BEGIN Excerpted data

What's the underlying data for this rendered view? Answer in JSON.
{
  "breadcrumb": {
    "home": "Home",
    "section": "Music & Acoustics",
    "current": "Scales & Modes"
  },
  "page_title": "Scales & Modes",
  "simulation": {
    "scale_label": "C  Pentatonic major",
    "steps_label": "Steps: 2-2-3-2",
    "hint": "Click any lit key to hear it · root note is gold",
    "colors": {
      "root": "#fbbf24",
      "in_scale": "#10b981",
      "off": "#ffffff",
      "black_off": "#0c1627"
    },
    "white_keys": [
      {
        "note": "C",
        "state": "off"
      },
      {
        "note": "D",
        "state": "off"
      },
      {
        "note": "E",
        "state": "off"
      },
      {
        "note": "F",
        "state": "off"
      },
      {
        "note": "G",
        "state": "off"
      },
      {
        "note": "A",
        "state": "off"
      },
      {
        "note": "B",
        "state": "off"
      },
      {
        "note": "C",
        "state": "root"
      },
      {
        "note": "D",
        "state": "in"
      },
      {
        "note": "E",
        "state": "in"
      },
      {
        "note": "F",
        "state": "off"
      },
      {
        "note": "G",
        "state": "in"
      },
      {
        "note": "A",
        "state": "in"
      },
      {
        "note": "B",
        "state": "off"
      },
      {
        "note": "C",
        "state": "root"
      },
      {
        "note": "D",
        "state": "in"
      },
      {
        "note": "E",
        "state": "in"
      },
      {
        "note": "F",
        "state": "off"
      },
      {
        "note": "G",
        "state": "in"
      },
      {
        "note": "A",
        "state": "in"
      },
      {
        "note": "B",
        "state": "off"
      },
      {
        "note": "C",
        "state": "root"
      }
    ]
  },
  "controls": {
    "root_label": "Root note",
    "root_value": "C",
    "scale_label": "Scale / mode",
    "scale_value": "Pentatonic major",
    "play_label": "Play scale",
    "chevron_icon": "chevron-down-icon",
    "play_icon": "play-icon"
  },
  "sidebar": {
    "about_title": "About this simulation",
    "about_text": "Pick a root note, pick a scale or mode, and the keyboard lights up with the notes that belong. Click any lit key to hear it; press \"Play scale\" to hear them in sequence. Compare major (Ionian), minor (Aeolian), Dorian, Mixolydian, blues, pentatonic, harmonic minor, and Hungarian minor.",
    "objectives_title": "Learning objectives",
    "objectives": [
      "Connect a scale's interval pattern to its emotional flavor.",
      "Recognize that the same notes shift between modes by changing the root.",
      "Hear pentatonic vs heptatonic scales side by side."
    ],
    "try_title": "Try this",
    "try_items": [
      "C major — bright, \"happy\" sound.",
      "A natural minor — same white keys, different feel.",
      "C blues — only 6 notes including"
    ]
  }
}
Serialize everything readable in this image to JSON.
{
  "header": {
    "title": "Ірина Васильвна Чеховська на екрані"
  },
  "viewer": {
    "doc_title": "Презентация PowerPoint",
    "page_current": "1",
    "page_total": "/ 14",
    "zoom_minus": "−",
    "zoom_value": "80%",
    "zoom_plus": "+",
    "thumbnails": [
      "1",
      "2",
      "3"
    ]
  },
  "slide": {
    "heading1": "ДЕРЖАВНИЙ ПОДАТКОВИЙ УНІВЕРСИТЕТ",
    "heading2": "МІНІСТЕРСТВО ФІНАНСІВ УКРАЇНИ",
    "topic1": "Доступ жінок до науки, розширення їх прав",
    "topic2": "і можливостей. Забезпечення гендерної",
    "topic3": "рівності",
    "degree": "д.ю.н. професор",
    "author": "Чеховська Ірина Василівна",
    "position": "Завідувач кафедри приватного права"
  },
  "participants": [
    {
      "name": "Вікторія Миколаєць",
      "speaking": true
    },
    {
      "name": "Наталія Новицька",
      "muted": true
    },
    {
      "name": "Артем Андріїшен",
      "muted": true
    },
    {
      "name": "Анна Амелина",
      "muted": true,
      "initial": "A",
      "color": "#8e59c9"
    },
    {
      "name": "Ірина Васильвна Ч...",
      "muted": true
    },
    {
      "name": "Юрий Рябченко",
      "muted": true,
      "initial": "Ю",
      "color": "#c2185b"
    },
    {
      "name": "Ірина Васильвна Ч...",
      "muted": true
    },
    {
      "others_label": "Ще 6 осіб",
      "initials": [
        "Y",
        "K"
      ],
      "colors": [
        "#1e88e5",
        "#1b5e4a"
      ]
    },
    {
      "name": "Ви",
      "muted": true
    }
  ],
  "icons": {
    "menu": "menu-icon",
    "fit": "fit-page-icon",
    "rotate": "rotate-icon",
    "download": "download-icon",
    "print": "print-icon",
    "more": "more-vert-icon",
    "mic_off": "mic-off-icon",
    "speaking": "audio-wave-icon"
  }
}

END Excerpted data

## Instruction
Set down all of the data above, word for word.

## Solution for this exercise
What's the underlying data for this rendered view? Answer in JSON.
{
  "breadcrumb": {
    "home": "Home",
    "section": "Music & Acoustics",
    "current": "Scales & Modes"
  },
  "page_title": "Scales & Modes",
  "simulation": {
    "scale_label": "C  Pentatonic major",
    "steps_label": "Steps: 2-2-3-2",
    "hint": "Click any lit key to hear it · root note is gold",
    "colors": {
      "root": "#fbbf24",
      "in_scale": "#10b981",
      "off": "#ffffff",
      "black_off": "#0c1627"
    },
    "white_keys": [
      {
        "note": "C",
        "state": "off"
      },
      {
        "note": "D",
        "state": "off"
      },
      {
        "note": "E",
        "state": "off"
      },
      {
        "note": "F",
        "state": "off"
      },
      {
        "note": "G",
        "state": "off"
      },
      {
        "note": "A",
        "state": "off"
      },
      {
        "note": "B",
        "state": "off"
      },
      {
        "note": "C",
        "state": "root"
      },
      {
        "note": "D",
        "state": "in"
      },
      {
        "note": "E",
        "state": "in"
      },
      {
        "note": "F",
        "state": "off"
      },
      {
        "note": "G",
        "state": "in"
      },
      {
        "note": "A",
        "state": "in"
      },
      {
        "note": "B",
        "state": "off"
      },
      {
        "note": "C",
        "state": "root"
      },
      {
        "note": "D",
        "state": "in"
      },
      {
        "note": "E",
        "state": "in"
      },
      {
        "note": "F",
        "state": "off"
      },
      {
        "note": "G",
        "state": "in"
      },
      {
        "note": "A",
        "state": "in"
      },
      {
        "note": "B",
        "state": "off"
      },
      {
        "note": "C",
        "state": "root"
      }
    ]
  },
  "controls": {
    "root_label": "Root note",
    "root_value": "C",
    "scale_label": "Scale / mode",
    "scale_value": "Pentatonic major",
    "play_label": "Play scale",
    "chevron_icon": "chevron-down-icon",
    "play_icon": "play-icon"
  },
  "sidebar": {
    "about_title": "About this simulation",
    "about_text": "Pick a root note, pick a scale or mode, and the keyboard lights up with the notes that belong. Click any lit key to hear it; press \"Play scale\" to hear them in sequence. Compare major (Ionian), minor (Aeolian), Dorian, Mixolydian, blues, pentatonic, harmonic minor, and Hungarian minor.",
    "objectives_title": "Learning objectives",
    "objectives": [
      "Connect a scale's interval pattern to its emotional flavor.",
      "Recognize that the same notes shift between modes by changing the root.",
      "Hear pentatonic vs heptatonic scales side by side."
    ],
    "try_title": "Try this",
    "try_items": [
      "C major — bright, \"happy\" sound.",
      "A natural minor — same white keys, different feel.",
      "C blues — only 6 notes including"
    ]
  }
}
Serialize everything readable in this image to JSON.
{
  "header": {
    "title": "Ірина Васильвна Чеховська на екрані"
  },
  "viewer": {
    "doc_title": "Презентация PowerPoint",
    "page_current": "1",
    "page_total": "/ 14",
    "zoom_minus": "−",
    "zoom_value": "80%",
    "zoom_plus": "+",
    "thumbnails": [
      "1",
      "2",
      "3"
    ]
  },
  "slide": {
    "heading1": "ДЕРЖАВНИЙ ПОДАТКОВИЙ УНІВЕРСИТЕТ",
    "heading2": "МІНІСТЕРСТВО ФІНАНСІВ УКРАЇНИ",
    "topic1": "Доступ жінок до науки, розширення їх прав",
    "topic2": "і можливостей. Забезпечення гендерної",
    "topic3": "рівності",
    "degree": "д.ю.н. професор",
    "author": "Чеховська Ірина Василівна",
    "position": "Завідувач кафедри приватного права"
  },
  "participants": [
    {
      "name": "Вікторія Миколаєць",
      "speaking": true
    },
    {
      "name": "Наталія Новицька",
      "muted": true
    },
    {
      "name": "Артем Андріїшен",
      "muted": true
    },
    {
      "name": "Анна Амелина",
      "muted": true,
      "initial": "A",
      "color": "#8e59c9"
    },
    {
      "name": "Ірина Васильвна Ч...",
      "muted": true
    },
    {
      "name": "Юрий Рябченко",
      "muted": true,
      "initial": "Ю",
      "color": "#c2185b"
    },
    {
      "name": "Ірина Васильвна Ч...",
      "muted": true
    },
    {
      "others_label": "Ще 6 осіб",
      "initials": [
        "Y",
        "K"
      ],
      "colors": [
        "#1e88e5",
        "#1b5e4a"
      ]
    },
    {
      "name": "Ви",
      "muted": true
    }
  ],
  "icons": {
    "menu": "menu-icon",
    "fit": "fit-page-icon",
    "rotate": "rotate-icon",
    "download": "download-icon",
    "print": "print-icon",
    "more": "more-vert-icon",
    "mic_off": "mic-off-icon",
    "speaking": "audio-wave-icon"
  }
}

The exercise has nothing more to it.